• Written request: Could you give the lines below, from the line with "data-label: 142% <box>865 317 911 336</box>" to the line with "ring-item <box>270 1232 350 1314</box>", as a numbered list? Include both end lines and leave out any blank lines.

'''

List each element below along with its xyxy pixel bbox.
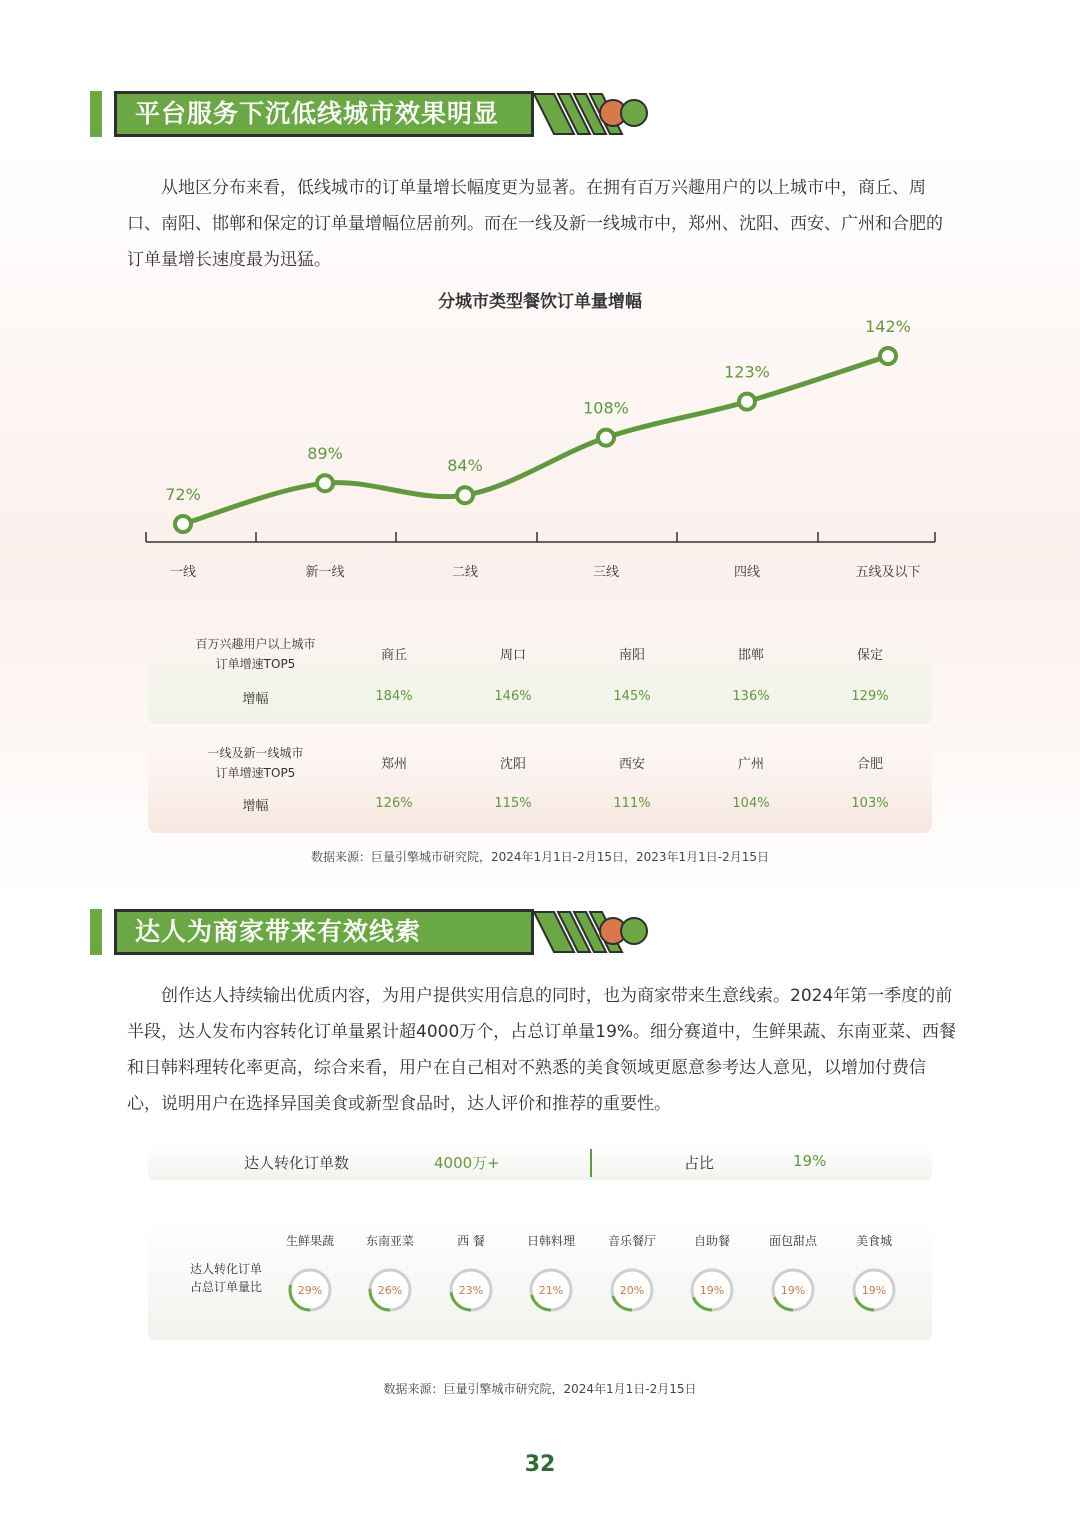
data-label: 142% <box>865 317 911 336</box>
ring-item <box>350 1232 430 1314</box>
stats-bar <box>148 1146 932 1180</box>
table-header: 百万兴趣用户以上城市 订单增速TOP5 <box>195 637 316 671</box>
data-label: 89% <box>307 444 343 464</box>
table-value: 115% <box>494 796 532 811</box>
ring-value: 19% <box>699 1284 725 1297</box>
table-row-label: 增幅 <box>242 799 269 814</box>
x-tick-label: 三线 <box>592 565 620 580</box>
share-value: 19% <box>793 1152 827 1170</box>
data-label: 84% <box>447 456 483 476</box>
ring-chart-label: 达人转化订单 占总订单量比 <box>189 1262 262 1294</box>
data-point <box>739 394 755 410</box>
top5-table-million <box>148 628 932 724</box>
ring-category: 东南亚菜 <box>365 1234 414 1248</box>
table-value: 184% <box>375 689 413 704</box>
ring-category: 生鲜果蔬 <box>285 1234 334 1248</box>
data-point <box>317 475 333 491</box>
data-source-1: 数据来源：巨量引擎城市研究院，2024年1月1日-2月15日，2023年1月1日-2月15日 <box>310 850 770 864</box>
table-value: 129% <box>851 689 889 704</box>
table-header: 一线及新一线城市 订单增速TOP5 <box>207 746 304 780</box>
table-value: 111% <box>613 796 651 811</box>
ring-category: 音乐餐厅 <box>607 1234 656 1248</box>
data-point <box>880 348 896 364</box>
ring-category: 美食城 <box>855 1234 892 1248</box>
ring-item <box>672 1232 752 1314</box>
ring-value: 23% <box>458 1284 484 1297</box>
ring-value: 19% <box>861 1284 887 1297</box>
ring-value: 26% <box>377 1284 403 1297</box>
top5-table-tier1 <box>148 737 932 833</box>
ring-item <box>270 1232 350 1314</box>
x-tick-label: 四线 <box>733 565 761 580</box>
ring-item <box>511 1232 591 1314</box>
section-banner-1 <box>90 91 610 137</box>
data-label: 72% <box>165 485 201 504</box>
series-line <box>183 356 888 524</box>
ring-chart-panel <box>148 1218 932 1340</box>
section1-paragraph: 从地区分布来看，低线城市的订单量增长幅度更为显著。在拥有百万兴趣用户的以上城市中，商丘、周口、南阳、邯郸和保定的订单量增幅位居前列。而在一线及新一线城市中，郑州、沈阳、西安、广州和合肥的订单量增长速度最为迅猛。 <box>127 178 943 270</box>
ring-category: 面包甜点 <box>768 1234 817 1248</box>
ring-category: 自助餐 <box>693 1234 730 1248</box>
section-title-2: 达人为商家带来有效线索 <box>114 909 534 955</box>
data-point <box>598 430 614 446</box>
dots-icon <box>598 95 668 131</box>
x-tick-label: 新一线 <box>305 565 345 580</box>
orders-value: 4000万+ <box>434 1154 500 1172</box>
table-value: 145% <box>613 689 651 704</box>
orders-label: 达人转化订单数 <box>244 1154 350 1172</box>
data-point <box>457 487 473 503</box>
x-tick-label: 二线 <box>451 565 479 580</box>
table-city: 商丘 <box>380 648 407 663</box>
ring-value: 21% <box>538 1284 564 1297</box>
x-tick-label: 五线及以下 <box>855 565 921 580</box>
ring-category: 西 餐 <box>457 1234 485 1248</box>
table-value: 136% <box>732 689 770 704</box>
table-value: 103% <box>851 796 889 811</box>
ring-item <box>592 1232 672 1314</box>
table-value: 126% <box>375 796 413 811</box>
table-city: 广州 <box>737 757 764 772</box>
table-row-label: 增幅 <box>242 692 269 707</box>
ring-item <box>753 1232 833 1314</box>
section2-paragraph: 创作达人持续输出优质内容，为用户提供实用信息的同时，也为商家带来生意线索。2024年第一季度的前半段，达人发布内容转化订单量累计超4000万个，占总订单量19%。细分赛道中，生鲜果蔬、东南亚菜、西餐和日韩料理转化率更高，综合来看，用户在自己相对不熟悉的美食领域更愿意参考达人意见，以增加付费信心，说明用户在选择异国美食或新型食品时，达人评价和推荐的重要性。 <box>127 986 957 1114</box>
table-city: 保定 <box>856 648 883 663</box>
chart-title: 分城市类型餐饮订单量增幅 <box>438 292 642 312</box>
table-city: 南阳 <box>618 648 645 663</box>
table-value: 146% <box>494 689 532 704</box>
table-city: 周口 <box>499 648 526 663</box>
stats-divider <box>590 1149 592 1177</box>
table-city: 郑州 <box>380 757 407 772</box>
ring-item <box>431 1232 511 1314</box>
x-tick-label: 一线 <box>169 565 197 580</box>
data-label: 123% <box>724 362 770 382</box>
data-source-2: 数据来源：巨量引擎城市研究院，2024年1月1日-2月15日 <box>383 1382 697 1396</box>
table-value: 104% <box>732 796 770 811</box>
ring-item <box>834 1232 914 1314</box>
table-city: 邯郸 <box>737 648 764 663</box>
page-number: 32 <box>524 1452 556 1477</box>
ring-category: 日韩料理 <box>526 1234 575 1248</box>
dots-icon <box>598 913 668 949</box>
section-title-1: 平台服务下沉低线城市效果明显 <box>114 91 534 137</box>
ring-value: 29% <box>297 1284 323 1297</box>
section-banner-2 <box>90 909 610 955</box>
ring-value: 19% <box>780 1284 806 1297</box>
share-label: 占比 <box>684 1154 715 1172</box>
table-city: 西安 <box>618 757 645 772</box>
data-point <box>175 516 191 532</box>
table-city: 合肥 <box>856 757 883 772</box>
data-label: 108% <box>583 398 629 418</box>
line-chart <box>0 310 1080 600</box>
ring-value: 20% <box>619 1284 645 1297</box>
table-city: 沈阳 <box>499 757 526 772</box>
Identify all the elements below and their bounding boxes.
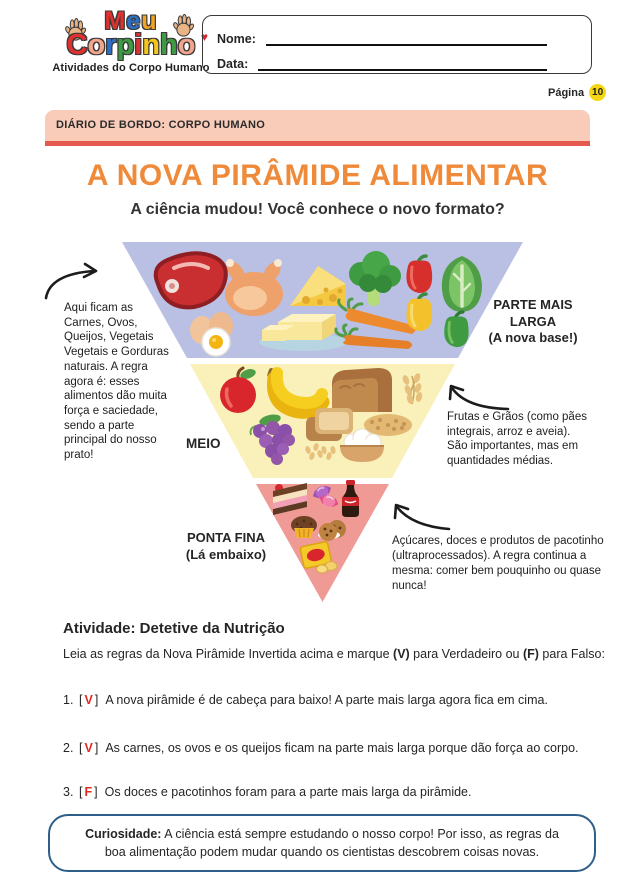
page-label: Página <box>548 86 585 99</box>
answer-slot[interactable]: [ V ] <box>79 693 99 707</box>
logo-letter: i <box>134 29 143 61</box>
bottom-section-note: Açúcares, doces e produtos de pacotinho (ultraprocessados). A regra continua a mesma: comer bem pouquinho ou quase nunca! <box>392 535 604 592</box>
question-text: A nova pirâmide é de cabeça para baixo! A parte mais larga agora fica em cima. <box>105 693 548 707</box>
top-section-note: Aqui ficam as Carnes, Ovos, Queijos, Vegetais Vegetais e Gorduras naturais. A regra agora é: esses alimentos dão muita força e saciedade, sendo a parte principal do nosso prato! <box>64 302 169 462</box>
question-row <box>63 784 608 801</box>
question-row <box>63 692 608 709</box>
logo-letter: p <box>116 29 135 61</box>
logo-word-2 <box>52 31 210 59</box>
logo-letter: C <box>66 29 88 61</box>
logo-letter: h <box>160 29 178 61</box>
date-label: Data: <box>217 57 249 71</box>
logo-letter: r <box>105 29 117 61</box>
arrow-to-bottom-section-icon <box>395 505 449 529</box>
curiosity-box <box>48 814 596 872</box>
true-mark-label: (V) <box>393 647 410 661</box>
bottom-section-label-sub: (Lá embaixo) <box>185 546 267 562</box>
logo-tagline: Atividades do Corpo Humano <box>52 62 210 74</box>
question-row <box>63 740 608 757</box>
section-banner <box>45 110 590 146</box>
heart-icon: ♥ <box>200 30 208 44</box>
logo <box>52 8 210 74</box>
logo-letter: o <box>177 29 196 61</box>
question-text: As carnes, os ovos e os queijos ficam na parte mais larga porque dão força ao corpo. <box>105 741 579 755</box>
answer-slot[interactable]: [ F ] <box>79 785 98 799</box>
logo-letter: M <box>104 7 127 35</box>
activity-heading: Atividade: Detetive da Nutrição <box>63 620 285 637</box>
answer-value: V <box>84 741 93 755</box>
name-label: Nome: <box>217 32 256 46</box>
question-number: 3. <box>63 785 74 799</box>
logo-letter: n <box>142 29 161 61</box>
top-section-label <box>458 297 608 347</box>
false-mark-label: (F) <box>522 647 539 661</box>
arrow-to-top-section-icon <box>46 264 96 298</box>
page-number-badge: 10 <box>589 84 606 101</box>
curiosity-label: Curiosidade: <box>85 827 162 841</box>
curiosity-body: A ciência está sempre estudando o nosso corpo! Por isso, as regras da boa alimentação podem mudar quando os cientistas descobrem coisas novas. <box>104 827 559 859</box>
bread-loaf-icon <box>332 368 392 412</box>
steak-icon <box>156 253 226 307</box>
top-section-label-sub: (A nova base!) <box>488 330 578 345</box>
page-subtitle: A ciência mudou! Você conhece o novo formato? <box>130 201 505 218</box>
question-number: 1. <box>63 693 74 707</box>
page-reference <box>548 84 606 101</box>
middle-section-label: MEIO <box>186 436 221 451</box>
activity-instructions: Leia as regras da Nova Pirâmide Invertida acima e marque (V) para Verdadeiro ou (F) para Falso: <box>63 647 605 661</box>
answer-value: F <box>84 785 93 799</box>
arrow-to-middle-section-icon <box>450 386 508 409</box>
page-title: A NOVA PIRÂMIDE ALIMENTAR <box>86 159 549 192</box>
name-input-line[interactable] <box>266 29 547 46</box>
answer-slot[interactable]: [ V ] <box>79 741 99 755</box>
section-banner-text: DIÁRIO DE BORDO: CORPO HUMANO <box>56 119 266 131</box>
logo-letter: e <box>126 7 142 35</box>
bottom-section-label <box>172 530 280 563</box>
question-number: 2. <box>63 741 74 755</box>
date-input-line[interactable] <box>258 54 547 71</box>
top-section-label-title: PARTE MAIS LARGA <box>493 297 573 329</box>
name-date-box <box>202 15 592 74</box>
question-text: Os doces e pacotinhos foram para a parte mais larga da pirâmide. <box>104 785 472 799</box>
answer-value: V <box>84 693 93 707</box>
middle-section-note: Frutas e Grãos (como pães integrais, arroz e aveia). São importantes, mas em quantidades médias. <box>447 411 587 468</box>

'''

• Finished task:
1. data-label: 142% <box>865 317 911 336</box>
2. ring-item <box>350 1232 430 1314</box>
3. stats-bar <box>148 1146 932 1180</box>
4. table-header: 百万兴趣用户以上城市 订单增速TOP5 <box>195 637 316 671</box>
5. data-label: 89% <box>307 444 343 464</box>
6. table-value: 115% <box>494 796 532 811</box>
7. ring-value: 19% <box>699 1284 725 1297</box>
8. table-row-label: 增幅 <box>242 799 269 814</box>
9. x-tick-label: 三线 <box>592 565 620 580</box>
10. share-value: 19% <box>793 1152 827 1170</box>
11. data-label: 84% <box>447 456 483 476</box>
12. ring-chart-label: 达人转化订单 占总订单量比 <box>189 1262 262 1294</box>
13. data-point <box>739 394 755 410</box>
14. top5-table-million <box>148 628 932 724</box>
15. ring-category: 东南亚菜 <box>365 1234 414 1248</box>
16. table-value: 184% <box>375 689 413 704</box>
17. ring-category: 生鲜果蔬 <box>285 1234 334 1248</box>
18. data-point <box>317 475 333 491</box>
19. data-source-1: 数据来源：巨量引擎城市研究院，2024年1月1日-2月15日，2023年1月1日-2月15日 <box>310 850 770 864</box>
20. table-value: 129% <box>851 689 889 704</box>
21. table-header: 一线及新一线城市 订单增速TOP5 <box>207 746 304 780</box>
22. table-value: 111% <box>613 796 651 811</box>
23. ring-category: 音乐餐厅 <box>607 1234 656 1248</box>
24. data-point <box>880 348 896 364</box>
25. ring-category: 美食城 <box>855 1234 892 1248</box>
26. ring-item <box>672 1232 752 1314</box>
27. ring-value: 23% <box>458 1284 484 1297</box>
28. ring-value: 19% <box>861 1284 887 1297</box>
29. ring-value: 26% <box>377 1284 403 1297</box>
30. top5-table-tier1 <box>148 737 932 833</box>
31. ring-item <box>270 1232 350 1314</box>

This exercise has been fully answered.